Please output every line of the material as it stands, without the pictures.

** START DATA LINES **

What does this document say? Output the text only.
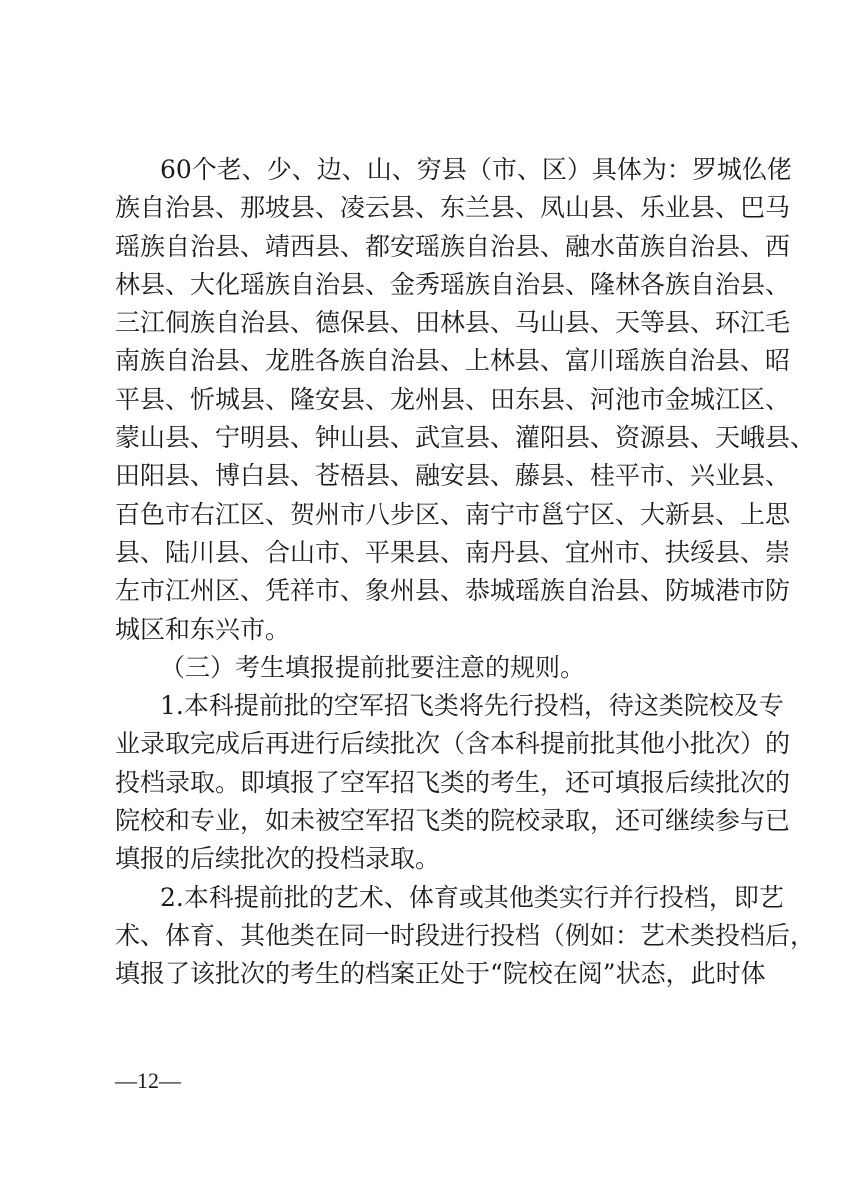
60个老、少、边、山、穷县（市、区）具体为：罗城仫佬
族自治县、那坡县、凌云县、东兰县、凤山县、乐业县、巴马
瑶族自治县、靖西县、都安瑶族自治县、融水苗族自治县、西
林县、大化瑶族自治县、金秀瑶族自治县、隆林各族自治县、
三江侗族自治县、德保县、田林县、马山县、天等县、环江毛
南族自治县、龙胜各族自治县、上林县、富川瑶族自治县、昭
平县、忻城县、隆安县、龙州县、田东县、河池市金城江区、
蒙山县、宁明县、钟山县、武宣县、灌阳县、资源县、天峨县、
田阳县、博白县、苍梧县、融安县、藤县、桂平市、兴业县、
百色市右江区、贺州市八步区、南宁市邕宁区、大新县、上思
县、陆川县、合山市、平果县、南丹县、宜州市、扶绥县、崇
左市江州区、凭祥市、象州县、恭城瑶族自治县、防城港市防
城区和东兴市。
（三）考生填报提前批要注意的规则。
1.本科提前批的空军招飞类将先行投档，待这类院校及专
业录取完成后再进行后续批次（含本科提前批其他小批次）的
投档录取。即填报了空军招飞类的考生，还可填报后续批次的
院校和专业，如未被空军招飞类的院校录取，还可继续参与已
填报的后续批次的投档录取。
2.本科提前批的艺术、体育或其他类实行并行投档，即艺
术、体育、其他类在同一时段进行投档（例如：艺术类投档后，
填报了该批次的考生的档案正处于“院校在阅”状态，此时体
—12—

** END DATA LINES **

**EXERCISE ANSWER**
What does this document say? Output the text only.
60个老、少、边、山、穷县（市、区）具体为：罗城仫佬
族自治县、那坡县、凌云县、东兰县、凤山县、乐业县、巴马
瑶族自治县、靖西县、都安瑶族自治县、融水苗族自治县、西
林县、大化瑶族自治县、金秀瑶族自治县、隆林各族自治县、
三江侗族自治县、德保县、田林县、马山县、天等县、环江毛
南族自治县、龙胜各族自治县、上林县、富川瑶族自治县、昭
平县、忻城县、隆安县、龙州县、田东县、河池市金城江区、
蒙山县、宁明县、钟山县、武宣县、灌阳县、资源县、天峨县、
田阳县、博白县、苍梧县、融安县、藤县、桂平市、兴业县、
百色市右江区、贺州市八步区、南宁市邕宁区、大新县、上思
县、陆川县、合山市、平果县、南丹县、宜州市、扶绥县、崇
左市江州区、凭祥市、象州县、恭城瑶族自治县、防城港市防
城区和东兴市。
（三）考生填报提前批要注意的规则。
1.本科提前批的空军招飞类将先行投档，待这类院校及专
业录取完成后再进行后续批次（含本科提前批其他小批次）的
投档录取。即填报了空军招飞类的考生，还可填报后续批次的
院校和专业，如未被空军招飞类的院校录取，还可继续参与已
填报的后续批次的投档录取。
2.本科提前批的艺术、体育或其他类实行并行投档，即艺
术、体育、其他类在同一时段进行投档（例如：艺术类投档后，
填报了该批次的考生的档案正处于“院校在阅”状态，此时体
—12—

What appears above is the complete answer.